All of the lines below are to be printed again exactly; images are excluded from the output.
* * * * * * * * *
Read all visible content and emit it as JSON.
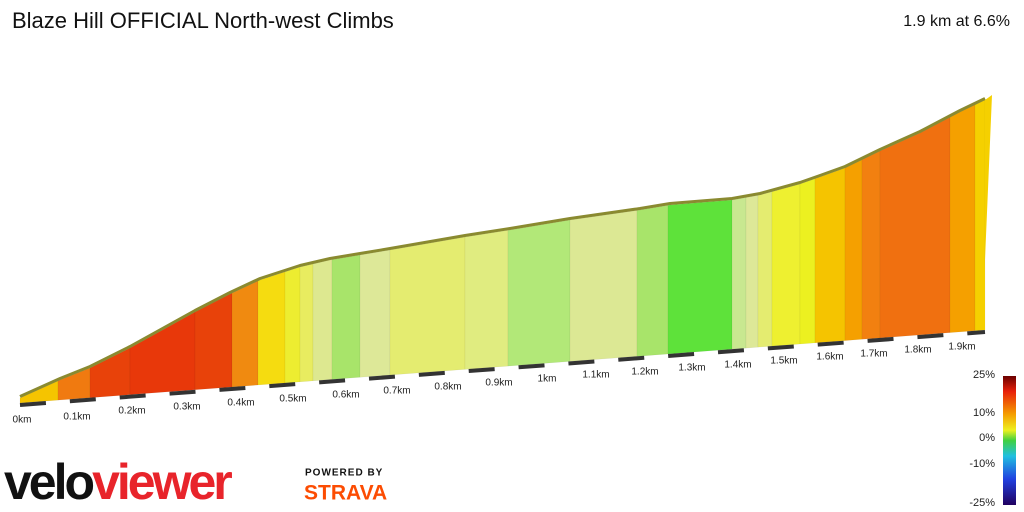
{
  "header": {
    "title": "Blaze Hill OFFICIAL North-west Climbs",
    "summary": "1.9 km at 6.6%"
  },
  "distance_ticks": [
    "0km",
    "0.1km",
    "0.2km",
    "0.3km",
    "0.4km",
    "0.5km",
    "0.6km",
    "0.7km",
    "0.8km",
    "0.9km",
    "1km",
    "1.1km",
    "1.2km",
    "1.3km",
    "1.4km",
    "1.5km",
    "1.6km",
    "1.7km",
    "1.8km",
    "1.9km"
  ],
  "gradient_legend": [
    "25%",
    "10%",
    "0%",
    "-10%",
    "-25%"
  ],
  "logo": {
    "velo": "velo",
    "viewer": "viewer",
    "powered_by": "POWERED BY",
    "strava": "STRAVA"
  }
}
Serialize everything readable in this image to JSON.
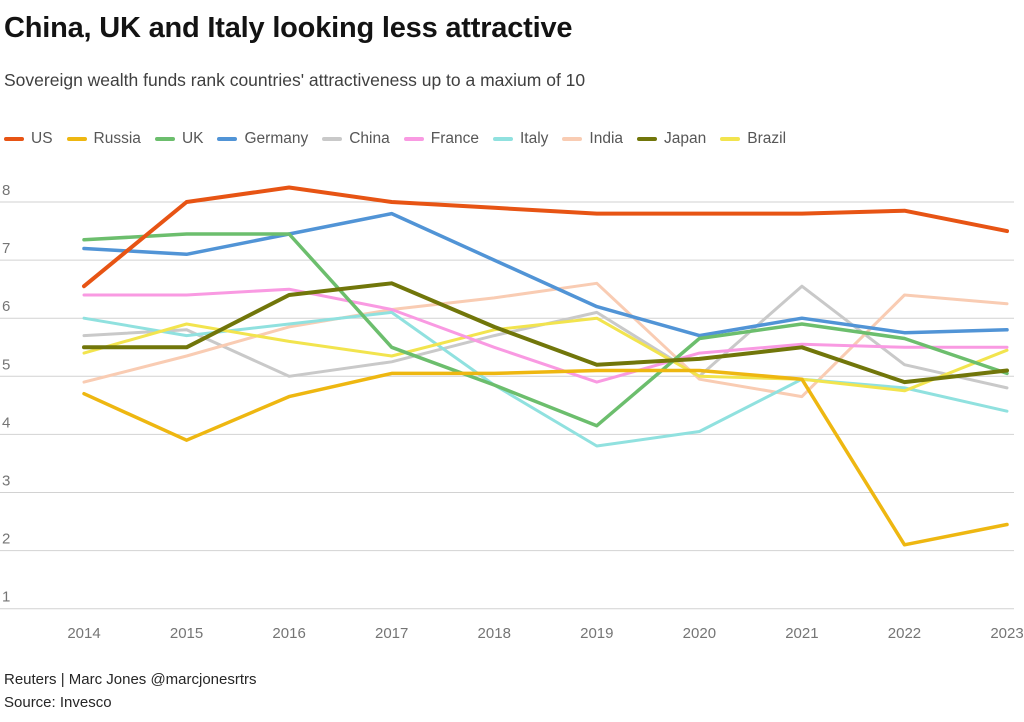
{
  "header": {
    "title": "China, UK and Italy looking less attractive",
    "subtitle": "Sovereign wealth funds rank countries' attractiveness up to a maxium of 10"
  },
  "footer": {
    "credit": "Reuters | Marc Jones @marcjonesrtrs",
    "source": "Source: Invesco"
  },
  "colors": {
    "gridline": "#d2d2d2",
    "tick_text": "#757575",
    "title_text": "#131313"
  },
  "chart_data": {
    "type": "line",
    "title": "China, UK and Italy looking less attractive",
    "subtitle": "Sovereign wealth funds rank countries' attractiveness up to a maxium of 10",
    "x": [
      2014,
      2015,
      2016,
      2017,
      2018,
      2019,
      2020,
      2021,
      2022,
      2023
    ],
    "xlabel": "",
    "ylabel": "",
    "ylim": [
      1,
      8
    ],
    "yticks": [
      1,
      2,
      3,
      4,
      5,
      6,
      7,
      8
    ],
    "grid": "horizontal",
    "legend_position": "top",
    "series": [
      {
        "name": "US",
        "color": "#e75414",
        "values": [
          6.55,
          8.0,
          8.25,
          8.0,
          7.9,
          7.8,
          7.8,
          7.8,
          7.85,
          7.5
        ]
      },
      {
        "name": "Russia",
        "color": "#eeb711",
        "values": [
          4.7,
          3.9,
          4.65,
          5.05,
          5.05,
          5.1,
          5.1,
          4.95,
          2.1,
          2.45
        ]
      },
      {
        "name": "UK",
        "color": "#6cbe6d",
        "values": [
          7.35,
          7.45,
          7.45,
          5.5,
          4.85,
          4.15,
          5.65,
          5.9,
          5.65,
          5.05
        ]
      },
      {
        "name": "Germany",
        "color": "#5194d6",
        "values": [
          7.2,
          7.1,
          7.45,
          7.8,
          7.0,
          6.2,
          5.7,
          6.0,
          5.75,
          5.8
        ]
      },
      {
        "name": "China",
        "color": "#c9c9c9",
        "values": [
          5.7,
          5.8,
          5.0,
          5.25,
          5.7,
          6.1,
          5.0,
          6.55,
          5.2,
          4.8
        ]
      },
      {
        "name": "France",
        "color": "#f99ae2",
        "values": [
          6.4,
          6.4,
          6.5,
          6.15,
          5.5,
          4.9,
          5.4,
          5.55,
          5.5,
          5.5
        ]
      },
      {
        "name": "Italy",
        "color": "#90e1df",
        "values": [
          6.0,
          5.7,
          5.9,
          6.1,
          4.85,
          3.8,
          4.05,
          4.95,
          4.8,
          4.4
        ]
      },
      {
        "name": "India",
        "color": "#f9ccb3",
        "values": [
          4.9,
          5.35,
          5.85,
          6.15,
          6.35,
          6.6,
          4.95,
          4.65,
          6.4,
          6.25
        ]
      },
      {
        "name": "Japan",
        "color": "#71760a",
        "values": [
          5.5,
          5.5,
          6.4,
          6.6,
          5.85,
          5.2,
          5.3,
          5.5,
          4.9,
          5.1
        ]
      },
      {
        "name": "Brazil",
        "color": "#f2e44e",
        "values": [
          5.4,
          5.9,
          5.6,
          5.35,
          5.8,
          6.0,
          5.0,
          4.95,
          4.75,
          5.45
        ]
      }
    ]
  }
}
* * * * * * * * *
▶ _THE COMPLETED TASK_:
Read all visible content and emit it as JSON.
{
  "header": {
    "title": "Blaze Hill OFFICIAL North-west Climbs",
    "summary": "1.9 km at 6.6%"
  },
  "distance_ticks": [
    "0km",
    "0.1km",
    "0.2km",
    "0.3km",
    "0.4km",
    "0.5km",
    "0.6km",
    "0.7km",
    "0.8km",
    "0.9km",
    "1km",
    "1.1km",
    "1.2km",
    "1.3km",
    "1.4km",
    "1.5km",
    "1.6km",
    "1.7km",
    "1.8km",
    "1.9km"
  ],
  "gradient_legend": [
    "25%",
    "10%",
    "0%",
    "-10%",
    "-25%"
  ],
  "logo": {
    "velo": "velo",
    "viewer": "viewer",
    "powered_by": "POWERED BY",
    "strava": "STRAVA"
  }
}
Serialize everything readable in this image to JSON.
{
  "header": {
    "title": "China, UK and Italy looking less attractive",
    "subtitle": "Sovereign wealth funds rank countries' attractiveness up to a maxium of 10"
  },
  "footer": {
    "credit": "Reuters | Marc Jones @marcjonesrtrs",
    "source": "Source: Invesco"
  },
  "colors": {
    "gridline": "#d2d2d2",
    "tick_text": "#757575",
    "title_text": "#131313"
  },
  "chart_data": {
    "type": "line",
    "title": "China, UK and Italy looking less attractive",
    "subtitle": "Sovereign wealth funds rank countries' attractiveness up to a maxium of 10",
    "x": [
      2014,
      2015,
      2016,
      2017,
      2018,
      2019,
      2020,
      2021,
      2022,
      2023
    ],
    "xlabel": "",
    "ylabel": "",
    "ylim": [
      1,
      8
    ],
    "yticks": [
      1,
      2,
      3,
      4,
      5,
      6,
      7,
      8
    ],
    "grid": "horizontal",
    "legend_position": "top",
    "series": [
      {
        "name": "US",
        "color": "#e75414",
        "values": [
          6.55,
          8.0,
          8.25,
          8.0,
          7.9,
          7.8,
          7.8,
          7.8,
          7.85,
          7.5
        ]
      },
      {
        "name": "Russia",
        "color": "#eeb711",
        "values": [
          4.7,
          3.9,
          4.65,
          5.05,
          5.05,
          5.1,
          5.1,
          4.95,
          2.1,
          2.45
        ]
      },
      {
        "name": "UK",
        "color": "#6cbe6d",
        "values": [
          7.35,
          7.45,
          7.45,
          5.5,
          4.85,
          4.15,
          5.65,
          5.9,
          5.65,
          5.05
        ]
      },
      {
        "name": "Germany",
        "color": "#5194d6",
        "values": [
          7.2,
          7.1,
          7.45,
          7.8,
          7.0,
          6.2,
          5.7,
          6.0,
          5.75,
          5.8
        ]
      },
      {
        "name": "China",
        "color": "#c9c9c9",
        "values": [
          5.7,
          5.8,
          5.0,
          5.25,
          5.7,
          6.1,
          5.0,
          6.55,
          5.2,
          4.8
        ]
      },
      {
        "name": "France",
        "color": "#f99ae2",
        "values": [
          6.4,
          6.4,
          6.5,
          6.15,
          5.5,
          4.9,
          5.4,
          5.55,
          5.5,
          5.5
        ]
      },
      {
        "name": "Italy",
        "color": "#90e1df",
        "values": [
          6.0,
          5.7,
          5.9,
          6.1,
          4.85,
          3.8,
          4.05,
          4.95,
          4.8,
          4.4
        ]
      },
      {
        "name": "India",
        "color": "#f9ccb3",
        "values": [
          4.9,
          5.35,
          5.85,
          6.15,
          6.35,
          6.6,
          4.95,
          4.65,
          6.4,
          6.25
        ]
      },
      {
        "name": "Japan",
        "color": "#71760a",
        "values": [
          5.5,
          5.5,
          6.4,
          6.6,
          5.85,
          5.2,
          5.3,
          5.5,
          4.9,
          5.1
        ]
      },
      {
        "name": "Brazil",
        "color": "#f2e44e",
        "values": [
          5.4,
          5.9,
          5.6,
          5.35,
          5.8,
          6.0,
          5.0,
          4.95,
          4.75,
          5.45
        ]
      }
    ]
  }
}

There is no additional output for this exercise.